* [PROMPT]: Copy out every record precisely.

* [RECORD EXTRACTS]:
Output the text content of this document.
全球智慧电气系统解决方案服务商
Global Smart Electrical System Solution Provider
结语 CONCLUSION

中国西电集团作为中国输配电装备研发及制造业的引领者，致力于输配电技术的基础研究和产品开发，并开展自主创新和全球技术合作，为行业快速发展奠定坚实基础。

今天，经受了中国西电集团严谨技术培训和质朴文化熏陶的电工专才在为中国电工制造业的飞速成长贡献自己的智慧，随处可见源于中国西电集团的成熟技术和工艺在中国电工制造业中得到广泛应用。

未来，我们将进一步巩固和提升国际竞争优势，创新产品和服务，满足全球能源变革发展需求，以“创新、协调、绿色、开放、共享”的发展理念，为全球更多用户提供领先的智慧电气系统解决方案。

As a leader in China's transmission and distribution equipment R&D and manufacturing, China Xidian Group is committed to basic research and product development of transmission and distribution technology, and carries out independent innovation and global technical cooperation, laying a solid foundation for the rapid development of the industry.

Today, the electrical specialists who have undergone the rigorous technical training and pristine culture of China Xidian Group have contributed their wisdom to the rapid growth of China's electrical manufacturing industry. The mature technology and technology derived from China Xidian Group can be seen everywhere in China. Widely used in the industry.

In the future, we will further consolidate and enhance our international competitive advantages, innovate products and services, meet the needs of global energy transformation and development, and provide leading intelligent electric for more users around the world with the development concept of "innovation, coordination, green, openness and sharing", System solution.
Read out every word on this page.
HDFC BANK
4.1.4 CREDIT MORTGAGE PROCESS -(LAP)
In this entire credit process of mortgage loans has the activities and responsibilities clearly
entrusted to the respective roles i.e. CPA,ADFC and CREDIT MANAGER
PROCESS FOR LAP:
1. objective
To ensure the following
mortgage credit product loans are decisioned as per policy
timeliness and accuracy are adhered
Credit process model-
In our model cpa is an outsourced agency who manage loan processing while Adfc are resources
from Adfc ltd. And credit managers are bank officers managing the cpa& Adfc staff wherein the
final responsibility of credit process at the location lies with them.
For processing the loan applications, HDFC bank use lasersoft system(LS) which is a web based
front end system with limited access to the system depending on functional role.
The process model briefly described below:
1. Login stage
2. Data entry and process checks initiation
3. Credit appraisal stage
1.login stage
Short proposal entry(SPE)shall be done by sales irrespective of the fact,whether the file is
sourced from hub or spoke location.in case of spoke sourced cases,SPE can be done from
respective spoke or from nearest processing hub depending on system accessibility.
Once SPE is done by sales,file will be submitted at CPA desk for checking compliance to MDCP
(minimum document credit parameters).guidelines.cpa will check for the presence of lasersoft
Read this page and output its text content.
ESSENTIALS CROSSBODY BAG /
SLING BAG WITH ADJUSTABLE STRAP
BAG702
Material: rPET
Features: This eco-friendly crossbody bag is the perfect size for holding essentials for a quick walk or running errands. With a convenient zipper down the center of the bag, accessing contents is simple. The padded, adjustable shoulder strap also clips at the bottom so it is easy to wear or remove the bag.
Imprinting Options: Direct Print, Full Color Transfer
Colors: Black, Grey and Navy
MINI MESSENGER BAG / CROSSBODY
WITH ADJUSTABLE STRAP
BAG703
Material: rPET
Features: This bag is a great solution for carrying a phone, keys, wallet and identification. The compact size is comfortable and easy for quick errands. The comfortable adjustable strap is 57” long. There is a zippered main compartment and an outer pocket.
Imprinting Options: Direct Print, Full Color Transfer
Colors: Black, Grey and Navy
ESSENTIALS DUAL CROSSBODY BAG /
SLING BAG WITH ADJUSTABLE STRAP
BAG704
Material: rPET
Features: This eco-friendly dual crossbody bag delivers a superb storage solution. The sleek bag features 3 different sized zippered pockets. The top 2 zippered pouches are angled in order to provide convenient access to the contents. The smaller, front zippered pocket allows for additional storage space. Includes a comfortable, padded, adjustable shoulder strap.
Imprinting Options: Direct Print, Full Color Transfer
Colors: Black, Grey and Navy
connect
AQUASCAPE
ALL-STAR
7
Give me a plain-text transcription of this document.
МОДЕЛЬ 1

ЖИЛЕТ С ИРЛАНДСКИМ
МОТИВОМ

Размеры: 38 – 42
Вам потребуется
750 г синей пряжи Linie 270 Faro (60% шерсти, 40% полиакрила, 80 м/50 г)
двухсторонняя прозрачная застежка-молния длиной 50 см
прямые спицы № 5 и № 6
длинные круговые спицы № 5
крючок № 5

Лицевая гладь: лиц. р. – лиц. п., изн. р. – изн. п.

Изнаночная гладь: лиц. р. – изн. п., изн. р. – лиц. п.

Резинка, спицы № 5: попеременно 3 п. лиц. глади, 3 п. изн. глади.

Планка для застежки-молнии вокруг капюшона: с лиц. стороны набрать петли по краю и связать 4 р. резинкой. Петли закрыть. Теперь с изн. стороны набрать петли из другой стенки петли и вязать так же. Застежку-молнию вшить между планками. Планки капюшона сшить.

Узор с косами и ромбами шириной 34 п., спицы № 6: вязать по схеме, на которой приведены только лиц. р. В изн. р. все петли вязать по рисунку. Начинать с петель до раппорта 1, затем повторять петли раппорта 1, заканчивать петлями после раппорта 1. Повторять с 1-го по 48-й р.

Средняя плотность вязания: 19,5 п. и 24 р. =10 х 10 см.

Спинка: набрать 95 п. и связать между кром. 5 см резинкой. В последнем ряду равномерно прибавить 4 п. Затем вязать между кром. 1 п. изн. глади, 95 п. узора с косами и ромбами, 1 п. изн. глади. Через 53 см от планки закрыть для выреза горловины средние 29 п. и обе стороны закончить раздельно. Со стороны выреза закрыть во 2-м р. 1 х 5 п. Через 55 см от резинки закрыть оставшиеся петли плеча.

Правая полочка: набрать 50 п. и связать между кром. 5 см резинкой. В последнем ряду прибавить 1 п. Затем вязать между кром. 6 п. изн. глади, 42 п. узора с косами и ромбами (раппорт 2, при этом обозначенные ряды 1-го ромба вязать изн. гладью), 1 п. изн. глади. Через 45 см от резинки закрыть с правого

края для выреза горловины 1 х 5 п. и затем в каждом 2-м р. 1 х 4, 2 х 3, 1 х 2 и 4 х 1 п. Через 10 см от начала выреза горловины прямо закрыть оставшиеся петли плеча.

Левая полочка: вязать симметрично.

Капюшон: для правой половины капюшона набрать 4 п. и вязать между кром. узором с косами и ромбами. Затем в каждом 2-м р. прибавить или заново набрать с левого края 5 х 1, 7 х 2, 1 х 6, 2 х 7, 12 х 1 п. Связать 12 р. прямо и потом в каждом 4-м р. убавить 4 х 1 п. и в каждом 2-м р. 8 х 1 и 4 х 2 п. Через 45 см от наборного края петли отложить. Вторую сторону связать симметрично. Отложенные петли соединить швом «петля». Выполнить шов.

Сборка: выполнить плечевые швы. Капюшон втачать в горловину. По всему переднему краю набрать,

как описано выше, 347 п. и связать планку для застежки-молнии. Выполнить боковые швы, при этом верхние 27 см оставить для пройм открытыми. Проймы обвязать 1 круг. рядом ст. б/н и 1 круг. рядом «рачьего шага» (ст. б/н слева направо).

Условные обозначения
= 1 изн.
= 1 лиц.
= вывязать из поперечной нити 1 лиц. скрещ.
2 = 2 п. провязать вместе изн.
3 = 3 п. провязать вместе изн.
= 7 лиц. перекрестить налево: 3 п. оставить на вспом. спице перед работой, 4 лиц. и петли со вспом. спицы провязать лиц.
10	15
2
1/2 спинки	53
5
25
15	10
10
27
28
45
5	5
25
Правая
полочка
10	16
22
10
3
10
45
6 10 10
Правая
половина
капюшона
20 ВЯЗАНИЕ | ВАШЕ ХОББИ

* [RESPONSE FOR THIS EXERCISE]:
Output the text content of this document.
全球智慧电气系统解决方案服务商
Global Smart Electrical System Solution Provider
结语 CONCLUSION

中国西电集团作为中国输配电装备研发及制造业的引领者，致力于输配电技术的基础研究和产品开发，并开展自主创新和全球技术合作，为行业快速发展奠定坚实基础。

今天，经受了中国西电集团严谨技术培训和质朴文化熏陶的电工专才在为中国电工制造业的飞速成长贡献自己的智慧，随处可见源于中国西电集团的成熟技术和工艺在中国电工制造业中得到广泛应用。

未来，我们将进一步巩固和提升国际竞争优势，创新产品和服务，满足全球能源变革发展需求，以“创新、协调、绿色、开放、共享”的发展理念，为全球更多用户提供领先的智慧电气系统解决方案。

As a leader in China's transmission and distribution equipment R&D and manufacturing, China Xidian Group is committed to basic research and product development of transmission and distribution technology, and carries out independent innovation and global technical cooperation, laying a solid foundation for the rapid development of the industry.

Today, the electrical specialists who have undergone the rigorous technical training and pristine culture of China Xidian Group have contributed their wisdom to the rapid growth of China's electrical manufacturing industry. The mature technology and technology derived from China Xidian Group can be seen everywhere in China. Widely used in the industry.

In the future, we will further consolidate and enhance our international competitive advantages, innovate products and services, meet the needs of global energy transformation and development, and provide leading intelligent electric for more users around the world with the development concept of "innovation, coordination, green, openness and sharing", System solution.
Read out every word on this page.
HDFC BANK
4.1.4 CREDIT MORTGAGE PROCESS -(LAP)
In this entire credit process of mortgage loans has the activities and responsibilities clearly
entrusted to the respective roles i.e. CPA,ADFC and CREDIT MANAGER
PROCESS FOR LAP:
1. objective
To ensure the following
mortgage credit product loans are decisioned as per policy
timeliness and accuracy are adhered
Credit process model-
In our model cpa is an outsourced agency who manage loan processing while Adfc are resources
from Adfc ltd. And credit managers are bank officers managing the cpa& Adfc staff wherein the
final responsibility of credit process at the location lies with them.
For processing the loan applications, HDFC bank use lasersoft system(LS) which is a web based
front end system with limited access to the system depending on functional role.
The process model briefly described below:
1. Login stage
2. Data entry and process checks initiation
3. Credit appraisal stage
1.login stage
Short proposal entry(SPE)shall be done by sales irrespective of the fact,whether the file is
sourced from hub or spoke location.in case of spoke sourced cases,SPE can be done from
respective spoke or from nearest processing hub depending on system accessibility.
Once SPE is done by sales,file will be submitted at CPA desk for checking compliance to MDCP
(minimum document credit parameters).guidelines.cpa will check for the presence of lasersoft
Read this page and output its text content.
ESSENTIALS CROSSBODY BAG /
SLING BAG WITH ADJUSTABLE STRAP
BAG702
Material: rPET
Features: This eco-friendly crossbody bag is the perfect size for holding essentials for a quick walk or running errands. With a convenient zipper down the center of the bag, accessing contents is simple. The padded, adjustable shoulder strap also clips at the bottom so it is easy to wear or remove the bag.
Imprinting Options: Direct Print, Full Color Transfer
Colors: Black, Grey and Navy
MINI MESSENGER BAG / CROSSBODY
WITH ADJUSTABLE STRAP
BAG703
Material: rPET
Features: This bag is a great solution for carrying a phone, keys, wallet and identification. The compact size is comfortable and easy for quick errands. The comfortable adjustable strap is 57” long. There is a zippered main compartment and an outer pocket.
Imprinting Options: Direct Print, Full Color Transfer
Colors: Black, Grey and Navy
ESSENTIALS DUAL CROSSBODY BAG /
SLING BAG WITH ADJUSTABLE STRAP
BAG704
Material: rPET
Features: This eco-friendly dual crossbody bag delivers a superb storage solution. The sleek bag features 3 different sized zippered pockets. The top 2 zippered pouches are angled in order to provide convenient access to the contents. The smaller, front zippered pocket allows for additional storage space. Includes a comfortable, padded, adjustable shoulder strap.
Imprinting Options: Direct Print, Full Color Transfer
Colors: Black, Grey and Navy
connect
AQUASCAPE
ALL-STAR
7
Give me a plain-text transcription of this document.
МОДЕЛЬ 1

ЖИЛЕТ С ИРЛАНДСКИМ
МОТИВОМ

Размеры: 38 – 42
Вам потребуется
750 г синей пряжи Linie 270 Faro (60% шерсти, 40% полиакрила, 80 м/50 г)
двухсторонняя прозрачная застежка-молния длиной 50 см
прямые спицы № 5 и № 6
длинные круговые спицы № 5
крючок № 5

Лицевая гладь: лиц. р. – лиц. п., изн. р. – изн. п.

Изнаночная гладь: лиц. р. – изн. п., изн. р. – лиц. п.

Резинка, спицы № 5: попеременно 3 п. лиц. глади, 3 п. изн. глади.

Планка для застежки-молнии вокруг капюшона: с лиц. стороны набрать петли по краю и связать 4 р. резинкой. Петли закрыть. Теперь с изн. стороны набрать петли из другой стенки петли и вязать так же. Застежку-молнию вшить между планками. Планки капюшона сшить.

Узор с косами и ромбами шириной 34 п., спицы № 6: вязать по схеме, на которой приведены только лиц. р. В изн. р. все петли вязать по рисунку. Начинать с петель до раппорта 1, затем повторять петли раппорта 1, заканчивать петлями после раппорта 1. Повторять с 1-го по 48-й р.

Средняя плотность вязания: 19,5 п. и 24 р. =10 х 10 см.

Спинка: набрать 95 п. и связать между кром. 5 см резинкой. В последнем ряду равномерно прибавить 4 п. Затем вязать между кром. 1 п. изн. глади, 95 п. узора с косами и ромбами, 1 п. изн. глади. Через 53 см от планки закрыть для выреза горловины средние 29 п. и обе стороны закончить раздельно. Со стороны выреза закрыть во 2-м р. 1 х 5 п. Через 55 см от резинки закрыть оставшиеся петли плеча.

Правая полочка: набрать 50 п. и связать между кром. 5 см резинкой. В последнем ряду прибавить 1 п. Затем вязать между кром. 6 п. изн. глади, 42 п. узора с косами и ромбами (раппорт 2, при этом обозначенные ряды 1-го ромба вязать изн. гладью), 1 п. изн. глади. Через 45 см от резинки закрыть с правого

края для выреза горловины 1 х 5 п. и затем в каждом 2-м р. 1 х 4, 2 х 3, 1 х 2 и 4 х 1 п. Через 10 см от начала выреза горловины прямо закрыть оставшиеся петли плеча.

Левая полочка: вязать симметрично.

Капюшон: для правой половины капюшона набрать 4 п. и вязать между кром. узором с косами и ромбами. Затем в каждом 2-м р. прибавить или заново набрать с левого края 5 х 1, 7 х 2, 1 х 6, 2 х 7, 12 х 1 п. Связать 12 р. прямо и потом в каждом 4-м р. убавить 4 х 1 п. и в каждом 2-м р. 8 х 1 и 4 х 2 п. Через 45 см от наборного края петли отложить. Вторую сторону связать симметрично. Отложенные петли соединить швом «петля». Выполнить шов.

Сборка: выполнить плечевые швы. Капюшон втачать в горловину. По всему переднему краю набрать,

как описано выше, 347 п. и связать планку для застежки-молнии. Выполнить боковые швы, при этом верхние 27 см оставить для пройм открытыми. Проймы обвязать 1 круг. рядом ст. б/н и 1 круг. рядом «рачьего шага» (ст. б/н слева направо).

Условные обозначения
= 1 изн.
= 1 лиц.
= вывязать из поперечной нити 1 лиц. скрещ.
2 = 2 п. провязать вместе изн.
3 = 3 п. провязать вместе изн.
= 7 лиц. перекрестить налево: 3 п. оставить на вспом. спице перед работой, 4 лиц. и петли со вспом. спицы провязать лиц.
10	15
2
1/2 спинки	53
5
25
15	10
10
27
28
45
5	5
25
Правая
полочка
10	16
22
10
3
10
45
6 10 10
Правая
половина
капюшона
20 ВЯЗАНИЕ | ВАШЕ ХОББИ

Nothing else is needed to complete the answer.